<<<<

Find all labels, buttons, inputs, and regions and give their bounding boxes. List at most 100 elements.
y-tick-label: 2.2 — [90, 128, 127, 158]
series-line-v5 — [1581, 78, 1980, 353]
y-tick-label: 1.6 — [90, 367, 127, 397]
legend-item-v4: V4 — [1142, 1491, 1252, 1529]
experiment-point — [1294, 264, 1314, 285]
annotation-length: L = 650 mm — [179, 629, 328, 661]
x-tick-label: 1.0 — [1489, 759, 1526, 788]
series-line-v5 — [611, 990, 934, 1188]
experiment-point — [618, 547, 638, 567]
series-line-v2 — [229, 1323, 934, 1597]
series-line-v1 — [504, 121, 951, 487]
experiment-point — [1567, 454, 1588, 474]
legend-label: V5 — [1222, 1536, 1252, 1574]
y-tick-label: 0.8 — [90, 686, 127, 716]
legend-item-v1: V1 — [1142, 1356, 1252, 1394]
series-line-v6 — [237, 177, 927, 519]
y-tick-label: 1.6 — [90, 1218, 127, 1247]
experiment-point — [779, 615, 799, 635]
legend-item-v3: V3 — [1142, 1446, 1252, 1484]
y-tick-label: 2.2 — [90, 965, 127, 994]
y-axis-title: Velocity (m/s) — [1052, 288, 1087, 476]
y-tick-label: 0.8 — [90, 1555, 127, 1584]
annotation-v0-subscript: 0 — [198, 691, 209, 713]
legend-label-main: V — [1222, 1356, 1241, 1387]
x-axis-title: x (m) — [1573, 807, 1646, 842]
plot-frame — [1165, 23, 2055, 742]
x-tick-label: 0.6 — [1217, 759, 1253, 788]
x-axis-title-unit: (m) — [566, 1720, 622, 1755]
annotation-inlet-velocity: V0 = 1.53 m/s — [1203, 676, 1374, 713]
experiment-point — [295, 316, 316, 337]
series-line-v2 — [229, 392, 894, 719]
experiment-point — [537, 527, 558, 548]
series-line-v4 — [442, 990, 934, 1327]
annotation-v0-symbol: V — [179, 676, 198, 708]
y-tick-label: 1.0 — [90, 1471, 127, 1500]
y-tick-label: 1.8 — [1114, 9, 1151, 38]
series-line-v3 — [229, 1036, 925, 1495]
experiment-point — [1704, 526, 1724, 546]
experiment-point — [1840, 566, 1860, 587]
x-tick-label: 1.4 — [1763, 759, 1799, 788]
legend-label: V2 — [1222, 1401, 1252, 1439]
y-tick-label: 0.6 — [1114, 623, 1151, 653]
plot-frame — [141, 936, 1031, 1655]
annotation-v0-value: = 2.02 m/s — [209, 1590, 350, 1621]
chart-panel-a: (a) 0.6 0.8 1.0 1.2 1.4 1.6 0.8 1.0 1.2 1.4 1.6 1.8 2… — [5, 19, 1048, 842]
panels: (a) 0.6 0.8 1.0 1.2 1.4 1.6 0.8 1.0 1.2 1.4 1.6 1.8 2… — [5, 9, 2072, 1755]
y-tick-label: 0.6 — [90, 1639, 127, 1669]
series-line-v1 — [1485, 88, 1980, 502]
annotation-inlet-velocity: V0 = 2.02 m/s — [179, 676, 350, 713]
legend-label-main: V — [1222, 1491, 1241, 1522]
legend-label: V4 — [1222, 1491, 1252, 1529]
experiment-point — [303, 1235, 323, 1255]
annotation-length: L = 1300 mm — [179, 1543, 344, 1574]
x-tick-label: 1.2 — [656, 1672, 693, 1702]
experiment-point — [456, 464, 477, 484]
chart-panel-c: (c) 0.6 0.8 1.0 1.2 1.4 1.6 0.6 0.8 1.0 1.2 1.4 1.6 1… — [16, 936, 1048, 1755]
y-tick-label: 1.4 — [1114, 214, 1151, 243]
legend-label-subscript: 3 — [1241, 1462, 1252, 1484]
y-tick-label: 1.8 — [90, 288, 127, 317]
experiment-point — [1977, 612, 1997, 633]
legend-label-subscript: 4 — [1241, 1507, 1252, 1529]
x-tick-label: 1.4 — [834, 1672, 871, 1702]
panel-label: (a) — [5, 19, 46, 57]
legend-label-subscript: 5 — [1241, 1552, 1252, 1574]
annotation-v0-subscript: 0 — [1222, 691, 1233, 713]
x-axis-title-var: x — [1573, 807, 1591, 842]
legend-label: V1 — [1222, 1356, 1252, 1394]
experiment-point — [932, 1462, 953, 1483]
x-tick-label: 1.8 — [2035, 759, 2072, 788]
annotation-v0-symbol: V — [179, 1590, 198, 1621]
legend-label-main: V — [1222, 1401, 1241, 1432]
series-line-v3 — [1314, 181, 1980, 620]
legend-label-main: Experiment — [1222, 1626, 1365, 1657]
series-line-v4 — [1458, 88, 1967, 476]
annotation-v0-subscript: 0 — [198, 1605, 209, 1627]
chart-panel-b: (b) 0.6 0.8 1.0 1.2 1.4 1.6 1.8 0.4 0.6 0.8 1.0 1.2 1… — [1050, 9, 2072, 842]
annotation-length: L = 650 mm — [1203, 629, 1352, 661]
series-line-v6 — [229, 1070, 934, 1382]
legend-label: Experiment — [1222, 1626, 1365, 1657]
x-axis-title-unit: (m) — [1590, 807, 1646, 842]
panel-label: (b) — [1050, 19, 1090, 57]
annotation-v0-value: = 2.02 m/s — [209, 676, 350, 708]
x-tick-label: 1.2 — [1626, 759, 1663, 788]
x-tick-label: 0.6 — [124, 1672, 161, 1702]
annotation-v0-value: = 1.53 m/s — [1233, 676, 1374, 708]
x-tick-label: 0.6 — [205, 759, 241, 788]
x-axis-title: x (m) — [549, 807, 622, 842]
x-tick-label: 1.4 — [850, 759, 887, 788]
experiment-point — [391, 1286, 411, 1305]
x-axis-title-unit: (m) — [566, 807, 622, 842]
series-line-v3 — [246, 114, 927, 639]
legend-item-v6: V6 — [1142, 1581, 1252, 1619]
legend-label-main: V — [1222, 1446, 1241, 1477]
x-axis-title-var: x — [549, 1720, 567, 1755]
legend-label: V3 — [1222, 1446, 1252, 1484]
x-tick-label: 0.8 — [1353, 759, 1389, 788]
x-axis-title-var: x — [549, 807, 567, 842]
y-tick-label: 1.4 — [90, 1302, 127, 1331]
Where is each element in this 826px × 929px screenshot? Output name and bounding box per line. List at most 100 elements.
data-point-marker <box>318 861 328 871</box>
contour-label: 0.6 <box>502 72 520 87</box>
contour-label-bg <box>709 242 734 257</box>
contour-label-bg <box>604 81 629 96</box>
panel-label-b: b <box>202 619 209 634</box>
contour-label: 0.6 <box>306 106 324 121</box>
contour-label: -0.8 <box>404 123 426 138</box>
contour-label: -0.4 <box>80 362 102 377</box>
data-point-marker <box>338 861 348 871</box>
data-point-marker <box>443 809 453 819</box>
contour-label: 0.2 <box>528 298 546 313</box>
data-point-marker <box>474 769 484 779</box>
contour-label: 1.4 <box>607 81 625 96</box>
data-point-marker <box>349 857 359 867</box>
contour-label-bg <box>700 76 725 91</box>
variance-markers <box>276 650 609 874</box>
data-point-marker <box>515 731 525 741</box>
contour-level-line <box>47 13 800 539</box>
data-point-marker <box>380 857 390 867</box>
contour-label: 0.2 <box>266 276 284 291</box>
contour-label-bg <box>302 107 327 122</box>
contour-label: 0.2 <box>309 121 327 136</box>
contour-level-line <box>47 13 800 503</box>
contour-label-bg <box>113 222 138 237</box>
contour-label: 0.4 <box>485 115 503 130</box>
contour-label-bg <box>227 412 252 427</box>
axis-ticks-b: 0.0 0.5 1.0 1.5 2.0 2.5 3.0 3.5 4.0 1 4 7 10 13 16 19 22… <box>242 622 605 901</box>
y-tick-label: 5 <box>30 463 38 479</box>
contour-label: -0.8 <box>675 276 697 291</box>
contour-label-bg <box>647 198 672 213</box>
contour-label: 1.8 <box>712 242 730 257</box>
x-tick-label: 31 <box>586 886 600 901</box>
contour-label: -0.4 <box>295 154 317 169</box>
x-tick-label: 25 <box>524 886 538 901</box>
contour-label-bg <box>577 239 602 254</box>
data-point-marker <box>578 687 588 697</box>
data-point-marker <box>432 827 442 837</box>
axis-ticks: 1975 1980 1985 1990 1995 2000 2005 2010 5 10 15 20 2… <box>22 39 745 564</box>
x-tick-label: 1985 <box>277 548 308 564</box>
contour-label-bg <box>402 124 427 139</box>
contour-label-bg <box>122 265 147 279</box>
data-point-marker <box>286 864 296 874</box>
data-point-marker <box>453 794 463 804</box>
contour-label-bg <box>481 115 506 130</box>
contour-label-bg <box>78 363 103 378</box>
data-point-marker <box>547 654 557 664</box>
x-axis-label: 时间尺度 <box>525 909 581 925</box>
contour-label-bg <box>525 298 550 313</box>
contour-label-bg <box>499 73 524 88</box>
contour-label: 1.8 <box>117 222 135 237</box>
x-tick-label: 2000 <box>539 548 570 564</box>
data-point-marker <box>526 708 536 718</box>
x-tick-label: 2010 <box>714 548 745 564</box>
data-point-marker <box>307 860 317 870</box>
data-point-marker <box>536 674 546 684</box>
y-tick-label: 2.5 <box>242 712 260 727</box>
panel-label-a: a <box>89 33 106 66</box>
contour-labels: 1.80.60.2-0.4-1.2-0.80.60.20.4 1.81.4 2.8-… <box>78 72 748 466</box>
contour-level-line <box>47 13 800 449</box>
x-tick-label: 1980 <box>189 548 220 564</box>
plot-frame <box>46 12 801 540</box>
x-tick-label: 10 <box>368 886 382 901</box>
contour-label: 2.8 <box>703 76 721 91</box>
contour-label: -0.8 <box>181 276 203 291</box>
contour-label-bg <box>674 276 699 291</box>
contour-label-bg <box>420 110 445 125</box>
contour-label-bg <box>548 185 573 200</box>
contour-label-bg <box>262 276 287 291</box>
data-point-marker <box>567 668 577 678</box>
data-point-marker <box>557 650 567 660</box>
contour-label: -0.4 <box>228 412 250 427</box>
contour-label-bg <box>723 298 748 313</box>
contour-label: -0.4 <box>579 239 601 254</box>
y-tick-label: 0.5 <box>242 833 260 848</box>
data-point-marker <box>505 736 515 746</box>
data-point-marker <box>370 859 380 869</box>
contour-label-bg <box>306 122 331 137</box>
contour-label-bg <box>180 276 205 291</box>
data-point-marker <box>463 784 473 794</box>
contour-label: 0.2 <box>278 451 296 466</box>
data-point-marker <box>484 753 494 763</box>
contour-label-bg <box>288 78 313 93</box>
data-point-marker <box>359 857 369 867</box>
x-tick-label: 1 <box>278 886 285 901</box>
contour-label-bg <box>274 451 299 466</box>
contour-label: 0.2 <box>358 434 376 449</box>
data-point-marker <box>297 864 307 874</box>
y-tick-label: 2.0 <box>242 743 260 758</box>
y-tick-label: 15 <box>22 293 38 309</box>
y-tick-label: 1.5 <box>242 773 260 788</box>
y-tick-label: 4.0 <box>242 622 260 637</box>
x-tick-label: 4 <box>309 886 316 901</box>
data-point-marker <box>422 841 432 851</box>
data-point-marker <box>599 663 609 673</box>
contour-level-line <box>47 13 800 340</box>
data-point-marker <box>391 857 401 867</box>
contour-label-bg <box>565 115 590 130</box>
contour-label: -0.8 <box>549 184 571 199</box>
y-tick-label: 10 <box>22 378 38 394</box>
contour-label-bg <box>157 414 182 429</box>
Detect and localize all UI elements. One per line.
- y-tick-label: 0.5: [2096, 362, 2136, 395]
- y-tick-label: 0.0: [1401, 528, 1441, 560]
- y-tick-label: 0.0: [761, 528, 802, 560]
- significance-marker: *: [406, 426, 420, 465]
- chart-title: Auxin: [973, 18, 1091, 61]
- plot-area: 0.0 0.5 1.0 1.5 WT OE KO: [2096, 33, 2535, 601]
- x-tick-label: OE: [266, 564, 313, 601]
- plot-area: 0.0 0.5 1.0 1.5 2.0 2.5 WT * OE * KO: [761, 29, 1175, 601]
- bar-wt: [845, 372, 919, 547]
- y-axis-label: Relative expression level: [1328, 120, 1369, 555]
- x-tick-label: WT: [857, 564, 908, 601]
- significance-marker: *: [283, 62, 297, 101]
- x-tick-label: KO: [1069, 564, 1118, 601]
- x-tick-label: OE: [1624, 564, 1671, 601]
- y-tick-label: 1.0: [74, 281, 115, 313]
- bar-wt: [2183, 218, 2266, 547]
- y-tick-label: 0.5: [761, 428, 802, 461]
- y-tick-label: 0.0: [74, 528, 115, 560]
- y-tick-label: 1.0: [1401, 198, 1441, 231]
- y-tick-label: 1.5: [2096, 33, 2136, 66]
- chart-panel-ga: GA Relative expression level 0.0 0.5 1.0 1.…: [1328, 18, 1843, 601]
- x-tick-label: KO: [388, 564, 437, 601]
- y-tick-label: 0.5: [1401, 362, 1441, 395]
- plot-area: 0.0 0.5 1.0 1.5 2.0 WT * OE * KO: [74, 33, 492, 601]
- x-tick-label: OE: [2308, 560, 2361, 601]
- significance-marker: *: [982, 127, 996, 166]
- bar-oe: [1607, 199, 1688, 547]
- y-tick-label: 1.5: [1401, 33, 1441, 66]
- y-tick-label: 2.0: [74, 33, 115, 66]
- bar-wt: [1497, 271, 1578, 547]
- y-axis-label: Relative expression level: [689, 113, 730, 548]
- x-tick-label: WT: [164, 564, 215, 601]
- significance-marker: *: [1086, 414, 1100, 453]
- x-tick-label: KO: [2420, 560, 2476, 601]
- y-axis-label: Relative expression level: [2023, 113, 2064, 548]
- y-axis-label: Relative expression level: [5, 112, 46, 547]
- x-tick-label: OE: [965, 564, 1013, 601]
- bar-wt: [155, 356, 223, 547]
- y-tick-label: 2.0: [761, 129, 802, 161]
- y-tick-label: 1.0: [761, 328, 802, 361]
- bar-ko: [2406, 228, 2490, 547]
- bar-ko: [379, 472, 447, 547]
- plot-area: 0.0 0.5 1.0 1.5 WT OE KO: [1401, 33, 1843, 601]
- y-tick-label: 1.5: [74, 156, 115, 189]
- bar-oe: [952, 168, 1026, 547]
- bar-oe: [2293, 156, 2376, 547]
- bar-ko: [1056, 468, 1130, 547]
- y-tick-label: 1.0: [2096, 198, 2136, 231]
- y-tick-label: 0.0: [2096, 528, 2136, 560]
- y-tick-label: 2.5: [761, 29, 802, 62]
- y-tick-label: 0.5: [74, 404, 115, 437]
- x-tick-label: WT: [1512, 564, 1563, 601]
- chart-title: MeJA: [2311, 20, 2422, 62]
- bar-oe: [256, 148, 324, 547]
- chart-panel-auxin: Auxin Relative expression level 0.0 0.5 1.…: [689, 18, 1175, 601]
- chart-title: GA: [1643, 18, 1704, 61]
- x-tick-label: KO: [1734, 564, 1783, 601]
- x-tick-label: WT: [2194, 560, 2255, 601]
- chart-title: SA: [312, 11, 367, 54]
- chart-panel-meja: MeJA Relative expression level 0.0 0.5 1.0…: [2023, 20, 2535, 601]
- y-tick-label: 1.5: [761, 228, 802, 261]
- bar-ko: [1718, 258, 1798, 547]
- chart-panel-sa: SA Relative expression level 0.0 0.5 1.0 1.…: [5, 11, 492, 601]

>>>>

Update the rows starting at the first row and ending at the one containing "experiment-point — [1294, 264, 1314, 285]" by replacing "y-tick-label" with "y-axis-label", and change nothing else.

Find all labels, buttons, inputs, and regions and give their bounding boxes. List at most 100 elements.
y-axis-label: 2.2 — [90, 128, 127, 158]
series-line-v5 — [1581, 78, 1980, 353]
y-axis-label: 1.6 — [90, 367, 127, 397]
legend-item-v4: V4 — [1142, 1491, 1252, 1529]
experiment-point — [1294, 264, 1314, 285]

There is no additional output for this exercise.